* _Objective_
Return the lines where the word "JSON" occurs.

========

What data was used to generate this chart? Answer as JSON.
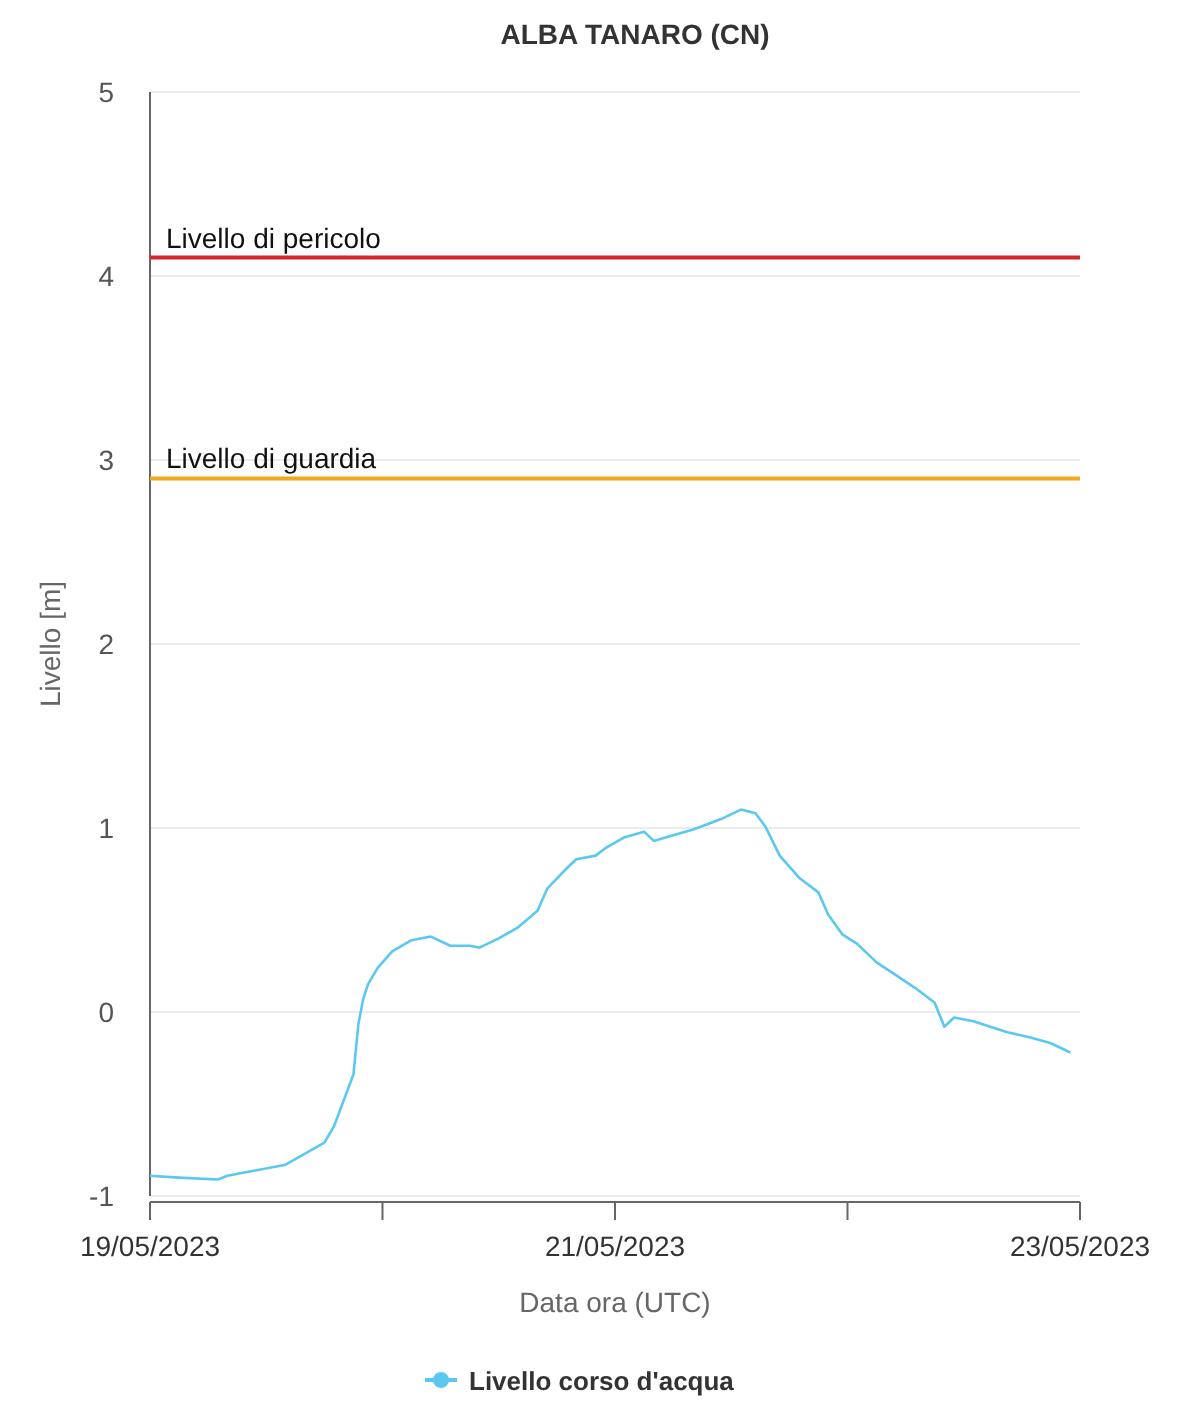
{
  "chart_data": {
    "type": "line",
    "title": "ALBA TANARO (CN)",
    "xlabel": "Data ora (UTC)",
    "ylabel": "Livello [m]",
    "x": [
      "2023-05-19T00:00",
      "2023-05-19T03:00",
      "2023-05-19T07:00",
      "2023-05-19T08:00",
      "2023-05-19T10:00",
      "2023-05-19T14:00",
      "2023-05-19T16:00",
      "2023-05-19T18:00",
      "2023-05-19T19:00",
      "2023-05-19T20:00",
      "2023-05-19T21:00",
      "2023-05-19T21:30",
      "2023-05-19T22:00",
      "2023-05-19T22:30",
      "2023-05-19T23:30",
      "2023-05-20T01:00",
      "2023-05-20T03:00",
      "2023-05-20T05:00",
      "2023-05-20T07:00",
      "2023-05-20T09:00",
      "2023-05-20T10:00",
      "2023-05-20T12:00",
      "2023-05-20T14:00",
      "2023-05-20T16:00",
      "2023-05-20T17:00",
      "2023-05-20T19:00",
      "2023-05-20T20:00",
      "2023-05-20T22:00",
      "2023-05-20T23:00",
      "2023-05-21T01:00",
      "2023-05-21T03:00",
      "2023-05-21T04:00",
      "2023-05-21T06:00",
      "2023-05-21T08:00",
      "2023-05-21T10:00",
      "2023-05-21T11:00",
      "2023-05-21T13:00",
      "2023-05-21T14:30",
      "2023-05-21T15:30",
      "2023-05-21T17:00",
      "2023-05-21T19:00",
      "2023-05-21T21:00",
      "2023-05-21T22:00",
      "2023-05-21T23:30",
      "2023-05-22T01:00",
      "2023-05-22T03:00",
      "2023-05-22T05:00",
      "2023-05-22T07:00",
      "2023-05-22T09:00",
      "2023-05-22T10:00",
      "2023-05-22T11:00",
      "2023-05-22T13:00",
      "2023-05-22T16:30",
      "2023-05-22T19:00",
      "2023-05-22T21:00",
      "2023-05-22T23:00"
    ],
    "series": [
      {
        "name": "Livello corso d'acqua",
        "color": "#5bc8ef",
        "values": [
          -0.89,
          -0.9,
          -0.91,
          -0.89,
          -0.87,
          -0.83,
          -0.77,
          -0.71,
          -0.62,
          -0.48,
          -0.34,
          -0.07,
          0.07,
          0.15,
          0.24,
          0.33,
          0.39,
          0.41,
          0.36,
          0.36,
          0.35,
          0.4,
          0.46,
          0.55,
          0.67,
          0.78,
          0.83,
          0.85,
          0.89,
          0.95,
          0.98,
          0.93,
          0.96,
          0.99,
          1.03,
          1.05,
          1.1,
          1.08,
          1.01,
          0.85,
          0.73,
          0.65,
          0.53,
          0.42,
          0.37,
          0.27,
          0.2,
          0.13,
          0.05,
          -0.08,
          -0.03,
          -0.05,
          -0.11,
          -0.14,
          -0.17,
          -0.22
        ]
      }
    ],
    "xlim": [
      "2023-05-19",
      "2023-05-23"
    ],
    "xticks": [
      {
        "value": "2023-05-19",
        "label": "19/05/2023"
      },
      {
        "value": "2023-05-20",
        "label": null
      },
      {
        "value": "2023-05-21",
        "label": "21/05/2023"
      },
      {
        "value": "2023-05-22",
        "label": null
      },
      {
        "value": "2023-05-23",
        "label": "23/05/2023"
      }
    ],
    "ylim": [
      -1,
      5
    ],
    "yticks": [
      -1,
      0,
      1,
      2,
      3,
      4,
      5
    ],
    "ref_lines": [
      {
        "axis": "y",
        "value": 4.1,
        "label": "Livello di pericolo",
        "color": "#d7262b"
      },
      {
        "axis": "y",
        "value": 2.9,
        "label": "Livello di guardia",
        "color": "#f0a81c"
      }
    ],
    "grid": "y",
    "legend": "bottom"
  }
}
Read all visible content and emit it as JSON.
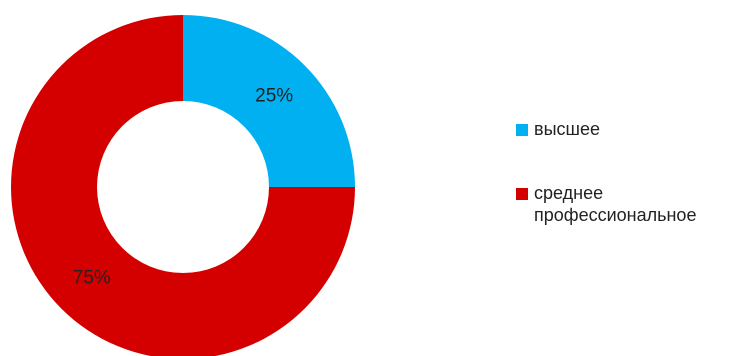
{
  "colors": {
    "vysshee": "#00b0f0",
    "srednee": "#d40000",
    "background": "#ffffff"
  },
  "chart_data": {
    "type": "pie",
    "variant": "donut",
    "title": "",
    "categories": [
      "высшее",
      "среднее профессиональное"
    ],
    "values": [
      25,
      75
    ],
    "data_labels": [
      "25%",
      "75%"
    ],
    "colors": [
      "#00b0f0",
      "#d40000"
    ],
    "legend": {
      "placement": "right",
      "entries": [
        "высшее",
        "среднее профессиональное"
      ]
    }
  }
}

========

* _Complete output_
What data was used to generate this chart? Answer as JSON.
Read all visible content and emit it as JSON.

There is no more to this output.